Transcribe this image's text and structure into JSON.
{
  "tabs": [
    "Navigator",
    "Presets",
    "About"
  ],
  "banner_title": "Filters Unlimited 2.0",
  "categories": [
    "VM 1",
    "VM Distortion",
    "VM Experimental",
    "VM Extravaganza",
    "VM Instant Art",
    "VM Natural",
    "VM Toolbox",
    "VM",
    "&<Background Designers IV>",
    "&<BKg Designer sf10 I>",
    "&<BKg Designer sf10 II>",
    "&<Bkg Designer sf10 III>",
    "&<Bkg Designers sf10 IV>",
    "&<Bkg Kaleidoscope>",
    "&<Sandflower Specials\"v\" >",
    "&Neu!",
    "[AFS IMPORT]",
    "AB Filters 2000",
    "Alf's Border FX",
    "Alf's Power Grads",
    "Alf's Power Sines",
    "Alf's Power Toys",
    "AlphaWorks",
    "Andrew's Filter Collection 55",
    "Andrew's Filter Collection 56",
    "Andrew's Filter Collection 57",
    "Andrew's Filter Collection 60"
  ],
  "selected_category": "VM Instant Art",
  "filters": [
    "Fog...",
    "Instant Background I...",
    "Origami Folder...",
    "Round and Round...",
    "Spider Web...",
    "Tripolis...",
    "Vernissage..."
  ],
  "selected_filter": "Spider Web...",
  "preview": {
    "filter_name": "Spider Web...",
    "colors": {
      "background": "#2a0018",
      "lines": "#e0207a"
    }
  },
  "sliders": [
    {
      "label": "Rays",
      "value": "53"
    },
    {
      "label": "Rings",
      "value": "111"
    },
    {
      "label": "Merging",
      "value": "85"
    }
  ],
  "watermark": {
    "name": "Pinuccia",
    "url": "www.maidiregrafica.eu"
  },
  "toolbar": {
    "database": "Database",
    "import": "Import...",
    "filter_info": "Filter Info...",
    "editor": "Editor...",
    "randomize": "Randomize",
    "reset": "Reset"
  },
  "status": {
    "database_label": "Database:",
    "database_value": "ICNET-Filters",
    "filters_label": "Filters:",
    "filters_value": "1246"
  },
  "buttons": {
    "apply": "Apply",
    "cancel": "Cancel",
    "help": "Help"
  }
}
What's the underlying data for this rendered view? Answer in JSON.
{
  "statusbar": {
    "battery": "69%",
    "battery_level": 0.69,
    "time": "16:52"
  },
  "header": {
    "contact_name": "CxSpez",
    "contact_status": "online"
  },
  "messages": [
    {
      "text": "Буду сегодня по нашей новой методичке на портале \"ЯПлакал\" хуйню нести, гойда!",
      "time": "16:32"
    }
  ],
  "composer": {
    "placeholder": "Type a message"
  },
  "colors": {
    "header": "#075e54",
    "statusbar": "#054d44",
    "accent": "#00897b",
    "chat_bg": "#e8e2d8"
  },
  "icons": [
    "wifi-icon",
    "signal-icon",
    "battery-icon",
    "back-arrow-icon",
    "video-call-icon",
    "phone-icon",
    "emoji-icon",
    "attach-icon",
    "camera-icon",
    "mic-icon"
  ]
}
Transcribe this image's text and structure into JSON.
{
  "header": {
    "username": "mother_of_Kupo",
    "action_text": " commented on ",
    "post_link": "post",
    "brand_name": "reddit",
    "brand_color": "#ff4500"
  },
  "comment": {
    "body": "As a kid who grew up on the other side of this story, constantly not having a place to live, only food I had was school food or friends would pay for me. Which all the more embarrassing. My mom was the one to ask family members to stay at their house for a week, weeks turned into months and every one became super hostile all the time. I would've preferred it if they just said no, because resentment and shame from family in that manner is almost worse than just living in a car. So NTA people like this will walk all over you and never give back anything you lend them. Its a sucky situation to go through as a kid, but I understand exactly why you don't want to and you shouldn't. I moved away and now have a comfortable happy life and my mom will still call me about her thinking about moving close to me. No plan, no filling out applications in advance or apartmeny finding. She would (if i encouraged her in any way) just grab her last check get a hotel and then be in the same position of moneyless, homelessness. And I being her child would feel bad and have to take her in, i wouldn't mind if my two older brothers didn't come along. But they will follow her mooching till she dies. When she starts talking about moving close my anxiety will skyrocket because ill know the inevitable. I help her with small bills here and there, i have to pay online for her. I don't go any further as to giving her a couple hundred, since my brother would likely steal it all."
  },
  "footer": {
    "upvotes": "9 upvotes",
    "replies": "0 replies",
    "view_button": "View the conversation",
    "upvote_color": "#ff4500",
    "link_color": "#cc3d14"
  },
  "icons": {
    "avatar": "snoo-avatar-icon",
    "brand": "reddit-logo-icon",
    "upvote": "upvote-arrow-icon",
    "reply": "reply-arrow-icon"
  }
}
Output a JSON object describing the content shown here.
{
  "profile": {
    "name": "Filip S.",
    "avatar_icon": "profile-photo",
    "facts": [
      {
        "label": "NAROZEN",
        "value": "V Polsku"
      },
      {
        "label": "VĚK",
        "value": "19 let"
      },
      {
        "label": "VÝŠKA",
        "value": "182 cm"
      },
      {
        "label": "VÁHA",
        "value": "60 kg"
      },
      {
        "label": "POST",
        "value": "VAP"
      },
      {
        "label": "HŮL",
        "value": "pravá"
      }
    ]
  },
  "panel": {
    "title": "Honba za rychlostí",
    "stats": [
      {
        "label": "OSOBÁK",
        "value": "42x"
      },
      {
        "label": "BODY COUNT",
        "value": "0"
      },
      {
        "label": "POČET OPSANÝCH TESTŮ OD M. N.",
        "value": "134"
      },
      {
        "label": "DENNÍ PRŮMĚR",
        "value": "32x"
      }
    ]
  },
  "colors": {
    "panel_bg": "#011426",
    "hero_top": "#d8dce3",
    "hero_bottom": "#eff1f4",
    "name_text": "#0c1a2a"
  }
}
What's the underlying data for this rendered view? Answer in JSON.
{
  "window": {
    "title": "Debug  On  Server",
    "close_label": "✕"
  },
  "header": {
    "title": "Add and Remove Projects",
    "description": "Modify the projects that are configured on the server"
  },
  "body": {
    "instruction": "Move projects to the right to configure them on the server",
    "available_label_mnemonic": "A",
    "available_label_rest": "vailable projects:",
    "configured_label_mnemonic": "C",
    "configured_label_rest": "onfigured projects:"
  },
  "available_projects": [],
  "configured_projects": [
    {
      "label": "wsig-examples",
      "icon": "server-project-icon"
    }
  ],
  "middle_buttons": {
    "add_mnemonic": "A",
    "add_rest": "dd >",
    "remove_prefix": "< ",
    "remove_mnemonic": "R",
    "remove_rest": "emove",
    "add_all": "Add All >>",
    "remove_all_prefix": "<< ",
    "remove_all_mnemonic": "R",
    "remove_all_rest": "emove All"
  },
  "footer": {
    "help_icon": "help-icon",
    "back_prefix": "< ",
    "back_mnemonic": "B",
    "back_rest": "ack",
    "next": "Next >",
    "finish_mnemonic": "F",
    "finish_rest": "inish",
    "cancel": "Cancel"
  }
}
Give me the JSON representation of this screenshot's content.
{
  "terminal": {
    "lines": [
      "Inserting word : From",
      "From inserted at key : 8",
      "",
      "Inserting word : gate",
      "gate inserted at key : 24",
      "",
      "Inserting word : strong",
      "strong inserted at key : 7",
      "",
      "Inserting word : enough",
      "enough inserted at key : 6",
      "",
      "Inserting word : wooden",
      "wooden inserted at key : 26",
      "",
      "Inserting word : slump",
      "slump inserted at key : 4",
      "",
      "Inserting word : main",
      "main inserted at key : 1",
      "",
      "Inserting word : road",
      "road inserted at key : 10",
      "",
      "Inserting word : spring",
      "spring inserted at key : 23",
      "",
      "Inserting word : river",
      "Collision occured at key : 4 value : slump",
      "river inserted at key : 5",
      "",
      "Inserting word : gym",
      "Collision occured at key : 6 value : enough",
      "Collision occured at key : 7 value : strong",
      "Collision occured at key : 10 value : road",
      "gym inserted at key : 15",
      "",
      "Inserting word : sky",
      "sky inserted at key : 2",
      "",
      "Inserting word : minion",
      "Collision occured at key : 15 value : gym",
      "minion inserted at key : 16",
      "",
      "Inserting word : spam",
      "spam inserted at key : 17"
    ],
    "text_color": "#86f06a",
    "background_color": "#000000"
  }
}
· · ·
§ Work to do
From the data above, gather every line that includes the word "spam".

§ Exercise response
      "Inserting word : spam",
      "spam inserted at key : 17"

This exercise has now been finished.